> **Required work**
Write out every row below again, word for word, but leave out the pictures.

> **Record excerpts**
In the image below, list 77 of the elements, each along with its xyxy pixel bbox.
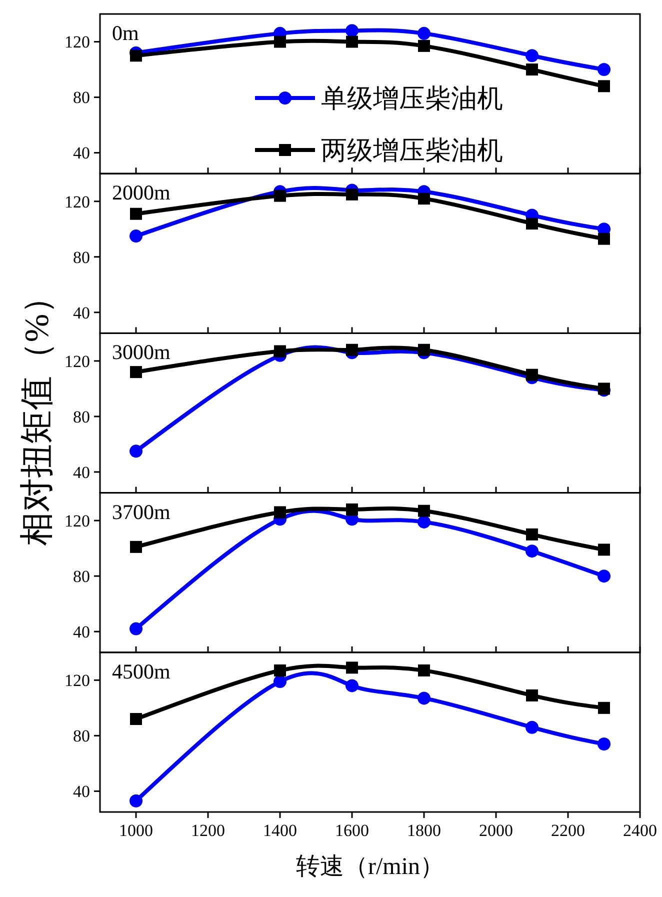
point — [130, 208, 142, 220]
point — [346, 662, 358, 674]
y-tick-label: 40 — [73, 462, 90, 482]
point — [418, 664, 430, 676]
point — [418, 26, 430, 40]
point — [598, 232, 610, 245]
point — [346, 679, 358, 692]
point — [598, 544, 610, 556]
legend-label: 单级增压柴油机 — [321, 84, 503, 113]
y-tick-label: 80 — [73, 88, 90, 108]
point — [130, 794, 142, 808]
point — [274, 664, 286, 676]
point — [346, 188, 358, 200]
point — [598, 570, 610, 583]
point — [526, 544, 538, 558]
point — [598, 702, 610, 714]
point — [346, 24, 358, 38]
point — [526, 218, 538, 230]
annotation: 2000m — [112, 180, 170, 205]
point — [526, 368, 538, 381]
y-tick-label: 40 — [73, 144, 90, 163]
point — [130, 622, 142, 636]
legend-label: 两级增压柴油机 — [321, 136, 503, 165]
y-tick-label: 120 — [64, 671, 90, 690]
point — [526, 528, 538, 540]
y-tick-label: 120 — [64, 192, 90, 212]
x-tick-label: 1600 — [335, 821, 369, 840]
point — [418, 344, 430, 356]
point — [274, 190, 286, 202]
x-tick-label: 2200 — [551, 821, 585, 840]
y-tick-label: 80 — [73, 407, 90, 426]
point — [526, 689, 538, 702]
x-axis-title: 转速（r/min） — [296, 854, 444, 880]
point — [130, 444, 142, 458]
x-tick-label: 2000 — [479, 821, 513, 840]
y-tick-label: 40 — [73, 782, 90, 802]
point — [526, 720, 538, 734]
point — [598, 737, 610, 750]
point — [346, 36, 358, 48]
point — [598, 63, 610, 76]
x-tick-label: 1800 — [407, 821, 441, 840]
point — [130, 540, 142, 553]
x-tick-label: 1000 — [119, 821, 153, 840]
point — [526, 64, 538, 76]
point — [130, 50, 142, 62]
point — [130, 366, 142, 378]
y-tick-label: 120 — [64, 352, 90, 371]
point — [418, 504, 430, 517]
y-axis-title: 相对扭矩值（%） — [19, 280, 56, 546]
point — [274, 345, 286, 358]
x-tick-label: 1400 — [263, 821, 297, 840]
point — [346, 503, 358, 516]
x-tick-label: 1200 — [191, 821, 225, 840]
y-tick-label: 80 — [73, 567, 90, 586]
annotation: 3700m — [112, 500, 170, 524]
y-tick-label: 80 — [73, 248, 90, 267]
point — [130, 713, 142, 726]
point — [274, 675, 286, 688]
y-tick-label: 40 — [73, 303, 90, 322]
annotation: 4500m — [112, 659, 170, 684]
point — [346, 344, 358, 356]
x-tick-label: 2400 — [623, 821, 657, 840]
y-tick-label: 120 — [64, 32, 90, 52]
point — [418, 192, 430, 205]
annotation: 0m — [112, 21, 139, 45]
y-tick-label: 80 — [73, 726, 90, 746]
point — [418, 692, 430, 705]
point — [526, 49, 538, 62]
point — [418, 515, 430, 528]
annotation: 3000m — [112, 340, 170, 364]
point — [274, 506, 286, 518]
point — [418, 40, 430, 52]
point — [274, 36, 286, 48]
y-tick-label: 40 — [73, 622, 90, 642]
y-tick-label: 120 — [64, 512, 90, 531]
point — [130, 230, 142, 243]
point — [598, 80, 610, 92]
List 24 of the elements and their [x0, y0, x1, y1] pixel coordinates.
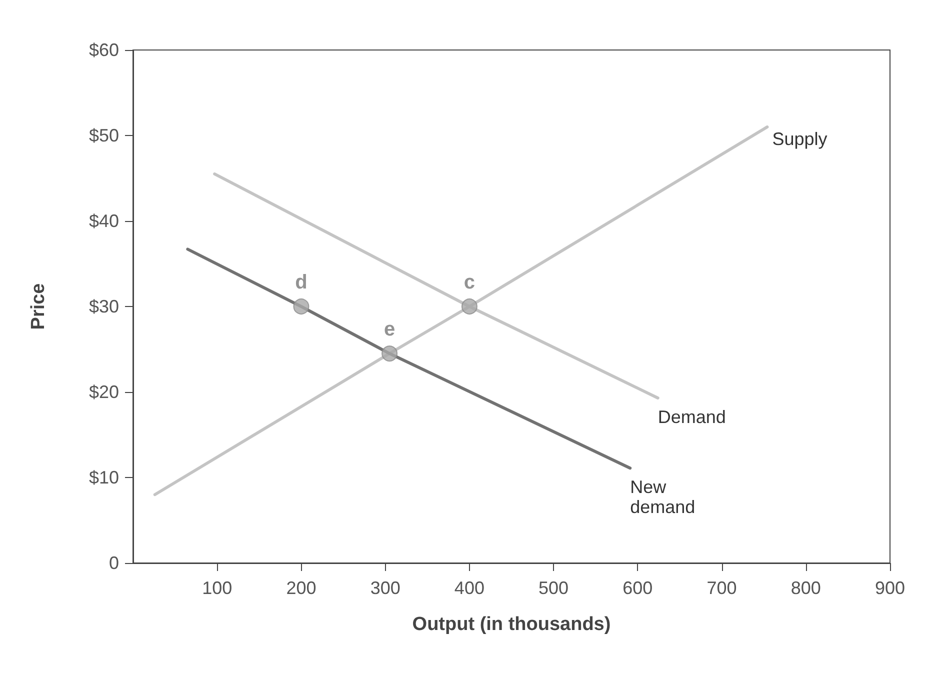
x-tick-label: 700	[706, 578, 737, 598]
y-tick-label: $30	[88, 296, 119, 316]
x-tick-label: 600	[622, 578, 653, 598]
data-label: d	[295, 272, 308, 294]
y-tick-label: 0	[108, 553, 119, 573]
series-label: Supply	[772, 128, 828, 149]
x-tick-label: 100	[202, 578, 232, 598]
y-tick-label: $10	[88, 468, 119, 488]
y-tick-label: $50	[88, 126, 119, 146]
y-tick-label: $20	[88, 382, 119, 402]
series-label: Demand	[658, 406, 726, 427]
x-tick-label: 800	[790, 578, 821, 598]
x-axis-title: Output (in thousands)	[412, 614, 611, 635]
y-tick-label: $60	[88, 40, 119, 60]
x-tick-label: 200	[286, 578, 316, 598]
data-label: c	[464, 272, 476, 294]
x-tick-label: 400	[454, 578, 484, 598]
data-label: e	[384, 318, 396, 341]
y-tick-label: $40	[88, 211, 119, 231]
series-label: New demand	[630, 477, 696, 518]
y-axis-title: Price	[28, 283, 49, 330]
x-tick-label: 300	[370, 578, 400, 598]
x-tick-label: 900	[874, 578, 906, 598]
x-tick-label: 500	[538, 578, 569, 598]
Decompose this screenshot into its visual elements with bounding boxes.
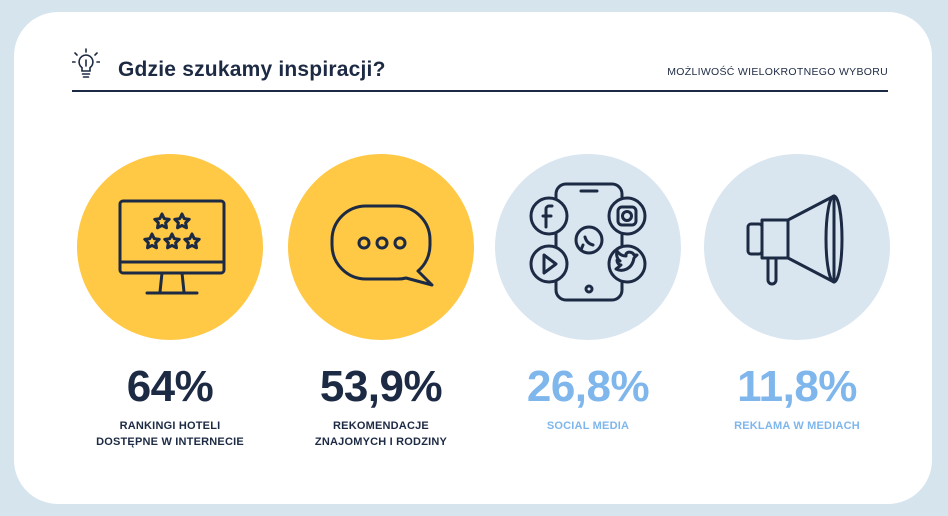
stat-label-line: ZNAJOMYCH I RODZINY <box>314 436 448 448</box>
infographic-card: Gdzie szukamy inspiracji? MOŻLIWOŚĆ WIEL… <box>14 12 932 504</box>
stat-circle <box>495 154 681 340</box>
megaphone-icon <box>746 194 844 286</box>
stat-item-media-ads: 11,8% REKLAMA W MEDIACH <box>687 154 907 454</box>
stat-value: 64% <box>126 362 214 411</box>
stat-circle <box>288 154 474 340</box>
stat-label-line: SOCIAL MEDIA <box>546 420 630 432</box>
monitor-stars-icon <box>118 199 226 295</box>
stat-label: REKOMENDACJE ZNAJOMYCH I RODZINY <box>271 418 491 450</box>
stat-circle <box>77 154 263 340</box>
stat-item-recommendations: 53,9% REKOMENDACJE ZNAJOMYCH I RODZINY <box>271 154 491 454</box>
stat-item-social-media: 26,8% SOCIAL MEDIA <box>478 154 698 454</box>
lightbulb-icon <box>72 48 100 78</box>
stat-label-line: RANKINGI HOTELI <box>119 420 221 432</box>
stat-label: REKLAMA W MEDIACH <box>687 418 907 434</box>
stat-value: 26,8% <box>526 362 650 411</box>
stat-label-line: REKOMENDACJE <box>333 420 429 432</box>
stat-label-line: REKLAMA W MEDIACH <box>734 420 860 432</box>
header: Gdzie szukamy inspiracji? MOŻLIWOŚĆ WIEL… <box>72 44 888 92</box>
speech-bubble-icon <box>330 204 434 287</box>
stat-label-line: DOSTĘPNE W INTERNECIE <box>96 436 244 448</box>
stat-item-hotel-rankings: 64% RANKINGI HOTELI DOSTĘPNE W INTERNECI… <box>60 154 280 454</box>
smartphone-social-icon <box>529 182 647 302</box>
stat-value: 53,9% <box>319 362 443 411</box>
stat-label: RANKINGI HOTELI DOSTĘPNE W INTERNECIE <box>60 418 280 450</box>
page-title: Gdzie szukamy inspiracji? <box>118 58 386 81</box>
multiple-choice-note: MOŻLIWOŚĆ WIELOKROTNEGO WYBORU <box>667 66 888 78</box>
stat-label: SOCIAL MEDIA <box>478 418 698 434</box>
stat-circle <box>704 154 890 340</box>
stat-value: 11,8% <box>737 362 857 411</box>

> **Written response**
In the image below, list 77 of the elements, each along with its xyxy pixel bbox.
point — [130, 208, 142, 220]
point — [346, 662, 358, 674]
y-tick-label: 40 — [73, 462, 90, 482]
point — [418, 664, 430, 676]
point — [418, 26, 430, 40]
point — [598, 232, 610, 245]
point — [346, 679, 358, 692]
point — [598, 544, 610, 556]
legend-label: 单级增压柴油机 — [321, 84, 503, 113]
y-tick-label: 80 — [73, 88, 90, 108]
point — [130, 794, 142, 808]
point — [274, 664, 286, 676]
point — [346, 188, 358, 200]
point — [598, 570, 610, 583]
point — [526, 544, 538, 558]
point — [598, 702, 610, 714]
point — [346, 24, 358, 38]
point — [526, 218, 538, 230]
annotation: 2000m — [112, 180, 170, 205]
point — [526, 368, 538, 381]
y-tick-label: 40 — [73, 144, 90, 163]
point — [130, 622, 142, 636]
legend-label: 两级增压柴油机 — [321, 136, 503, 165]
y-tick-label: 120 — [64, 671, 90, 690]
point — [526, 528, 538, 540]
y-tick-label: 120 — [64, 192, 90, 212]
x-tick-label: 1600 — [335, 821, 369, 840]
point — [418, 344, 430, 356]
point — [274, 190, 286, 202]
x-tick-label: 2200 — [551, 821, 585, 840]
y-tick-label: 80 — [73, 407, 90, 426]
point — [526, 689, 538, 702]
x-axis-title: 转速（r/min） — [296, 854, 444, 880]
point — [130, 444, 142, 458]
x-tick-label: 2000 — [479, 821, 513, 840]
y-tick-label: 40 — [73, 782, 90, 802]
point — [526, 720, 538, 734]
point — [598, 737, 610, 750]
point — [346, 36, 358, 48]
point — [598, 63, 610, 76]
x-tick-label: 1800 — [407, 821, 441, 840]
point — [130, 540, 142, 553]
x-tick-label: 1000 — [119, 821, 153, 840]
point — [526, 64, 538, 76]
point — [130, 50, 142, 62]
point — [130, 366, 142, 378]
y-tick-label: 120 — [64, 352, 90, 371]
point — [418, 504, 430, 517]
y-axis-title: 相对扭矩值（%） — [19, 280, 56, 546]
point — [274, 345, 286, 358]
x-tick-label: 1400 — [263, 821, 297, 840]
point — [346, 503, 358, 516]
x-tick-label: 1200 — [191, 821, 225, 840]
y-tick-label: 80 — [73, 567, 90, 586]
annotation: 3700m — [112, 500, 170, 524]
y-tick-label: 80 — [73, 248, 90, 267]
point — [130, 713, 142, 726]
point — [274, 675, 286, 688]
y-tick-label: 40 — [73, 303, 90, 322]
annotation: 4500m — [112, 659, 170, 684]
point — [346, 344, 358, 356]
x-tick-label: 2400 — [623, 821, 657, 840]
y-tick-label: 120 — [64, 32, 90, 52]
point — [418, 192, 430, 205]
annotation: 0m — [112, 21, 139, 45]
y-tick-label: 80 — [73, 726, 90, 746]
point — [418, 692, 430, 705]
point — [526, 49, 538, 62]
point — [418, 515, 430, 528]
annotation: 3000m — [112, 340, 170, 364]
point — [274, 506, 286, 518]
point — [418, 40, 430, 52]
point — [274, 36, 286, 48]
y-tick-label: 40 — [73, 622, 90, 642]
y-tick-label: 120 — [64, 512, 90, 531]
point — [130, 230, 142, 243]
point — [598, 80, 610, 92]
List 24 of the elements and their [x0, y0, x1, y1] pixel coordinates.
x-tick-label: 700	[706, 578, 737, 598]
y-tick-label: $30	[88, 296, 119, 316]
x-tick-label: 600	[622, 578, 653, 598]
data-label: d	[295, 272, 308, 294]
y-tick-label: 0	[108, 553, 119, 573]
series-label: Supply	[772, 128, 828, 149]
x-tick-label: 100	[202, 578, 232, 598]
y-tick-label: $10	[88, 468, 119, 488]
y-tick-label: $50	[88, 126, 119, 146]
y-tick-label: $20	[88, 382, 119, 402]
series-label: Demand	[658, 406, 726, 427]
x-tick-label: 800	[790, 578, 821, 598]
x-axis-title: Output (in thousands)	[412, 614, 611, 635]
y-tick-label: $60	[88, 40, 119, 60]
x-tick-label: 200	[286, 578, 316, 598]
data-label: c	[464, 272, 476, 294]
x-tick-label: 400	[454, 578, 484, 598]
data-label: e	[384, 318, 396, 341]
y-tick-label: $40	[88, 211, 119, 231]
series-label: New demand	[630, 477, 696, 518]
y-axis-title: Price	[28, 283, 49, 330]
x-tick-label: 300	[370, 578, 400, 598]
x-tick-label: 900	[874, 578, 906, 598]
x-tick-label: 500	[538, 578, 569, 598]
Decompose this screenshot into its visual elements with bounding boxes.
stat-label-line: ZNAJOMYCH I RODZINY <box>314 436 448 448</box>
infographic-card: Gdzie szukamy inspiracji? MOŻLIWOŚĆ WIEL… <box>14 12 932 504</box>
stat-circle <box>495 154 681 340</box>
megaphone-icon <box>746 194 844 286</box>
stat-item-media-ads: 11,8% REKLAMA W MEDIACH <box>687 154 907 454</box>
stat-value: 64% <box>126 362 214 411</box>
stat-circle <box>288 154 474 340</box>
stat-label-line: SOCIAL MEDIA <box>546 420 630 432</box>
monitor-stars-icon <box>118 199 226 295</box>
stat-label: REKOMENDACJE ZNAJOMYCH I RODZINY <box>271 418 491 450</box>
stat-circle <box>77 154 263 340</box>
stat-item-recommendations: 53,9% REKOMENDACJE ZNAJOMYCH I RODZINY <box>271 154 491 454</box>
stat-item-social-media: 26,8% SOCIAL MEDIA <box>478 154 698 454</box>
lightbulb-icon <box>72 48 100 78</box>
stat-label-line: RANKINGI HOTELI <box>119 420 221 432</box>
stat-label: REKLAMA W MEDIACH <box>687 418 907 434</box>
stat-value: 26,8% <box>526 362 650 411</box>
stat-label-line: REKOMENDACJE <box>333 420 429 432</box>
stat-label-line: REKLAMA W MEDIACH <box>734 420 860 432</box>
header: Gdzie szukamy inspiracji? MOŻLIWOŚĆ WIEL… <box>72 44 888 92</box>
speech-bubble-icon <box>330 204 434 287</box>
stat-label-line: DOSTĘPNE W INTERNECIE <box>96 436 244 448</box>
stat-item-hotel-rankings: 64% RANKINGI HOTELI DOSTĘPNE W INTERNECI… <box>60 154 280 454</box>
smartphone-social-icon <box>529 182 647 302</box>
stat-value: 53,9% <box>319 362 443 411</box>
stat-label: RANKINGI HOTELI DOSTĘPNE W INTERNECIE <box>60 418 280 450</box>
page-title: Gdzie szukamy inspiracji? <box>118 58 386 81</box>
multiple-choice-note: MOŻLIWOŚĆ WIELOKROTNEGO WYBORU <box>667 66 888 78</box>
stat-label: SOCIAL MEDIA <box>478 418 698 434</box>
stat-circle <box>704 154 890 340</box>
stat-value: 11,8% <box>737 362 857 411</box>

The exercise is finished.